PROBLEM STATEMENT.
Give all of the lines again, with nothing added or dropped.

(Dataset entries)
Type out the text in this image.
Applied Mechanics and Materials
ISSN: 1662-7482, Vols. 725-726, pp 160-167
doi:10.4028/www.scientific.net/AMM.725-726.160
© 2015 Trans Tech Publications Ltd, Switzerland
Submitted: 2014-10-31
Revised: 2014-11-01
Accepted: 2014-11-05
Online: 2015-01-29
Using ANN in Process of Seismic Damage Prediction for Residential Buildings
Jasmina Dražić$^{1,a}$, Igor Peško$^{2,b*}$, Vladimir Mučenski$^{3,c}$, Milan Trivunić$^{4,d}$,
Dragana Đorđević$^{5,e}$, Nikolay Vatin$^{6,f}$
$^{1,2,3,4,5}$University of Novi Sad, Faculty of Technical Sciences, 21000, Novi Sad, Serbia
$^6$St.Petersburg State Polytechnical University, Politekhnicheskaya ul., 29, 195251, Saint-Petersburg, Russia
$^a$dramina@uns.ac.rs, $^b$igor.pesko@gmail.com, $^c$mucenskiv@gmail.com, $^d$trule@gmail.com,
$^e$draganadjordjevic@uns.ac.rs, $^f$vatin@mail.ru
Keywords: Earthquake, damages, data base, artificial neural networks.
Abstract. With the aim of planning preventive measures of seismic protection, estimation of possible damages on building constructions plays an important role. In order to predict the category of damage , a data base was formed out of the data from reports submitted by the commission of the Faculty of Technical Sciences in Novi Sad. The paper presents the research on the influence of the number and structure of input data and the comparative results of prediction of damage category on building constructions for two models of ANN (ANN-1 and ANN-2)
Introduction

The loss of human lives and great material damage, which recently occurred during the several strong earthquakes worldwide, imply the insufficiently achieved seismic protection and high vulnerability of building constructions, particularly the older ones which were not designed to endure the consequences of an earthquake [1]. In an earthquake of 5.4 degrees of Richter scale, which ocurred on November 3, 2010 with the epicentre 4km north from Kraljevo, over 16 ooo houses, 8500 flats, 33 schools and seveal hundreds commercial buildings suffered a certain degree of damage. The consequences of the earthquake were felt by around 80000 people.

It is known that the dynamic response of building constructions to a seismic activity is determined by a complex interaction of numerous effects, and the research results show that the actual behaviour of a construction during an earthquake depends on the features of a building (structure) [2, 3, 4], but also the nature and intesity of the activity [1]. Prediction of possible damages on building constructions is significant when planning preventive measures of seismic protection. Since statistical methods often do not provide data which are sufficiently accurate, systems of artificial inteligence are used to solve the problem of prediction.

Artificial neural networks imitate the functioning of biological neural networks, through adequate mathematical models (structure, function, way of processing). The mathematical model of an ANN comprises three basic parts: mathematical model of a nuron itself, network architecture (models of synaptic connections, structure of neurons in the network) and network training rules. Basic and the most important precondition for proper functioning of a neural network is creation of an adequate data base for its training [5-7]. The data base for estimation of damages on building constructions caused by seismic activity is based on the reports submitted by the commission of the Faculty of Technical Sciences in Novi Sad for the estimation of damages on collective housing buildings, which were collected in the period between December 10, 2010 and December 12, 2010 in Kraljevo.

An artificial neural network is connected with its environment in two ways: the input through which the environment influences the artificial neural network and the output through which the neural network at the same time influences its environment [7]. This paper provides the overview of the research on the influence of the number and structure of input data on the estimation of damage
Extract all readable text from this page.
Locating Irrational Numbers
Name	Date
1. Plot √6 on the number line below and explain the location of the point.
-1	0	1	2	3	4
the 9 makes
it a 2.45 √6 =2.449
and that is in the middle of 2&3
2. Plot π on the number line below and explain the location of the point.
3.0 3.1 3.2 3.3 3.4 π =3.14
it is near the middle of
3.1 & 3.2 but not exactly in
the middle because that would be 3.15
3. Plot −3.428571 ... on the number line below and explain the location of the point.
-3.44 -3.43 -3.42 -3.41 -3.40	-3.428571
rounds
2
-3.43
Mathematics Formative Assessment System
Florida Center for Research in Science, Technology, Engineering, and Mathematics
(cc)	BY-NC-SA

RESULT.
Type out the text in this image.
Applied Mechanics and Materials
ISSN: 1662-7482, Vols. 725-726, pp 160-167
doi:10.4028/www.scientific.net/AMM.725-726.160
© 2015 Trans Tech Publications Ltd, Switzerland
Submitted: 2014-10-31
Revised: 2014-11-01
Accepted: 2014-11-05
Online: 2015-01-29
Using ANN in Process of Seismic Damage Prediction for Residential Buildings
Jasmina Dražić$^{1,a}$, Igor Peško$^{2,b*}$, Vladimir Mučenski$^{3,c}$, Milan Trivunić$^{4,d}$,
Dragana Đorđević$^{5,e}$, Nikolay Vatin$^{6,f}$
$^{1,2,3,4,5}$University of Novi Sad, Faculty of Technical Sciences, 21000, Novi Sad, Serbia
$^6$St.Petersburg State Polytechnical University, Politekhnicheskaya ul., 29, 195251, Saint-Petersburg, Russia
$^a$dramina@uns.ac.rs, $^b$igor.pesko@gmail.com, $^c$mucenskiv@gmail.com, $^d$trule@gmail.com,
$^e$draganadjordjevic@uns.ac.rs, $^f$vatin@mail.ru
Keywords: Earthquake, damages, data base, artificial neural networks.
Abstract. With the aim of planning preventive measures of seismic protection, estimation of possible damages on building constructions plays an important role. In order to predict the category of damage , a data base was formed out of the data from reports submitted by the commission of the Faculty of Technical Sciences in Novi Sad. The paper presents the research on the influence of the number and structure of input data and the comparative results of prediction of damage category on building constructions for two models of ANN (ANN-1 and ANN-2)
Introduction

The loss of human lives and great material damage, which recently occurred during the several strong earthquakes worldwide, imply the insufficiently achieved seismic protection and high vulnerability of building constructions, particularly the older ones which were not designed to endure the consequences of an earthquake [1]. In an earthquake of 5.4 degrees of Richter scale, which ocurred on November 3, 2010 with the epicentre 4km north from Kraljevo, over 16 ooo houses, 8500 flats, 33 schools and seveal hundreds commercial buildings suffered a certain degree of damage. The consequences of the earthquake were felt by around 80000 people.

It is known that the dynamic response of building constructions to a seismic activity is determined by a complex interaction of numerous effects, and the research results show that the actual behaviour of a construction during an earthquake depends on the features of a building (structure) [2, 3, 4], but also the nature and intesity of the activity [1]. Prediction of possible damages on building constructions is significant when planning preventive measures of seismic protection. Since statistical methods often do not provide data which are sufficiently accurate, systems of artificial inteligence are used to solve the problem of prediction.

Artificial neural networks imitate the functioning of biological neural networks, through adequate mathematical models (structure, function, way of processing). The mathematical model of an ANN comprises three basic parts: mathematical model of a nuron itself, network architecture (models of synaptic connections, structure of neurons in the network) and network training rules. Basic and the most important precondition for proper functioning of a neural network is creation of an adequate data base for its training [5-7]. The data base for estimation of damages on building constructions caused by seismic activity is based on the reports submitted by the commission of the Faculty of Technical Sciences in Novi Sad for the estimation of damages on collective housing buildings, which were collected in the period between December 10, 2010 and December 12, 2010 in Kraljevo.

An artificial neural network is connected with its environment in two ways: the input through which the environment influences the artificial neural network and the output through which the neural network at the same time influences its environment [7]. This paper provides the overview of the research on the influence of the number and structure of input data on the estimation of damage
Extract all readable text from this page.
Locating Irrational Numbers
Name	Date
1. Plot √6 on the number line below and explain the location of the point.
-1	0	1	2	3	4
the 9 makes
it a 2.45 √6 =2.449
and that is in the middle of 2&3
2. Plot π on the number line below and explain the location of the point.
3.0 3.1 3.2 3.3 3.4 π =3.14
it is near the middle of
3.1 & 3.2 but not exactly in
the middle because that would be 3.15
3. Plot −3.428571 ... on the number line below and explain the location of the point.
-3.44 -3.43 -3.42 -3.41 -3.40	-3.428571
rounds
2
-3.43
Mathematics Formative Assessment System
Florida Center for Research in Science, Technology, Engineering, and Mathematics
(cc)	BY-NC-SA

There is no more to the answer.